-- BEGIN MATERIAL --

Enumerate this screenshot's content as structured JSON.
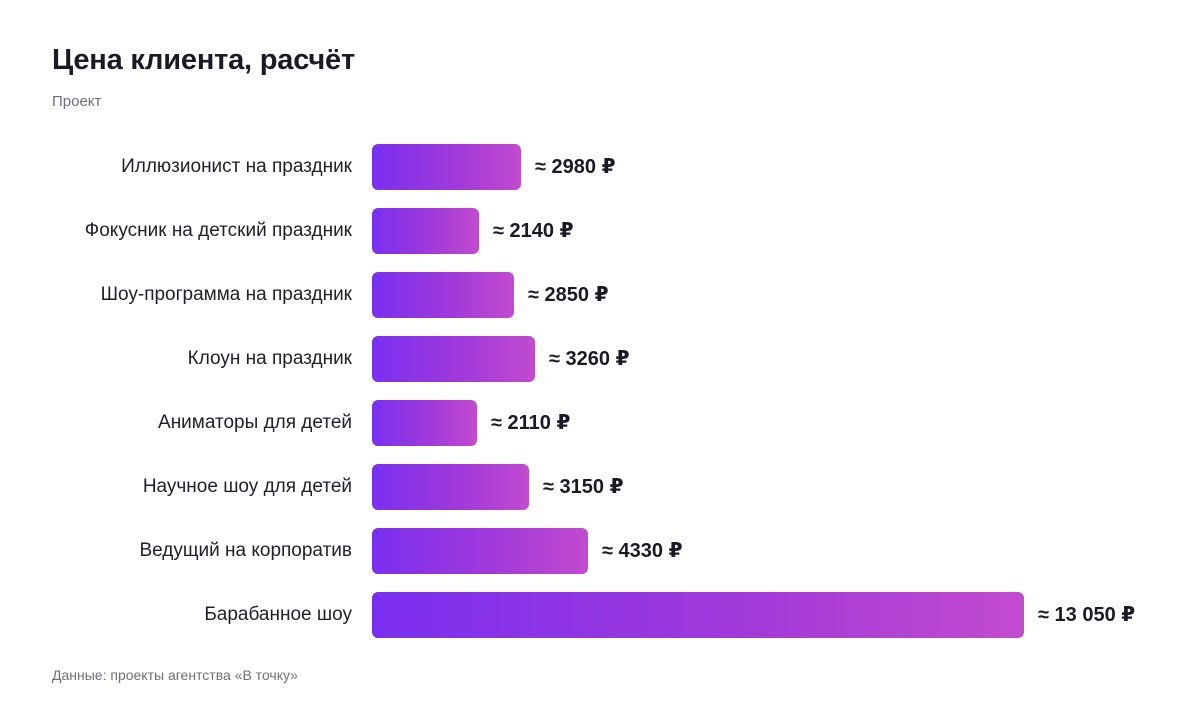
{
  "header": {
    "title": "Цена клиента, расчёт",
    "subtitle": "Проект"
  },
  "footer": {
    "source": "Данные: проекты агентства «В точку»"
  },
  "colors": {
    "bar_start": "#7a2ff0",
    "bar_end": "#c24bcf"
  },
  "chart_data": {
    "type": "bar",
    "orientation": "horizontal",
    "title": "Цена клиента, расчёт",
    "subtitle": "Проект",
    "categories": [
      "Иллюзионист на праздник",
      "Фокусник на детский праздник",
      "Шоу-программа на праздник",
      "Клоун на праздник",
      "Аниматоры для детей",
      "Научное шоу для детей",
      "Ведущий на корпоратив",
      "Барабанное шоу"
    ],
    "values": [
      2980,
      2140,
      2850,
      3260,
      2110,
      3150,
      4330,
      13050
    ],
    "value_labels": [
      "≈ 2980 ₽",
      "≈ 2140 ₽",
      "≈ 2850 ₽",
      "≈ 3260 ₽",
      "≈ 2110 ₽",
      "≈ 3150 ₽",
      "≈ 4330 ₽",
      "≈ 13 050 ₽"
    ],
    "unit": "₽",
    "xlim": [
      0,
      13050
    ],
    "grid": false,
    "legend": "none"
  }
}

-- END MATERIAL --

— PROBLEM DETAILS —
Leave out the pictures and output the rest of the material exactly as written.

— REPLY TO THE EXERCISE —
Enumerate this screenshot's content as structured JSON.
{
  "header": {
    "title": "Цена клиента, расчёт",
    "subtitle": "Проект"
  },
  "footer": {
    "source": "Данные: проекты агентства «В точку»"
  },
  "colors": {
    "bar_start": "#7a2ff0",
    "bar_end": "#c24bcf"
  },
  "chart_data": {
    "type": "bar",
    "orientation": "horizontal",
    "title": "Цена клиента, расчёт",
    "subtitle": "Проект",
    "categories": [
      "Иллюзионист на праздник",
      "Фокусник на детский праздник",
      "Шоу-программа на праздник",
      "Клоун на праздник",
      "Аниматоры для детей",
      "Научное шоу для детей",
      "Ведущий на корпоратив",
      "Барабанное шоу"
    ],
    "values": [
      2980,
      2140,
      2850,
      3260,
      2110,
      3150,
      4330,
      13050
    ],
    "value_labels": [
      "≈ 2980 ₽",
      "≈ 2140 ₽",
      "≈ 2850 ₽",
      "≈ 3260 ₽",
      "≈ 2110 ₽",
      "≈ 3150 ₽",
      "≈ 4330 ₽",
      "≈ 13 050 ₽"
    ],
    "unit": "₽",
    "xlim": [
      0,
      13050
    ],
    "grid": false,
    "legend": "none"
  }
}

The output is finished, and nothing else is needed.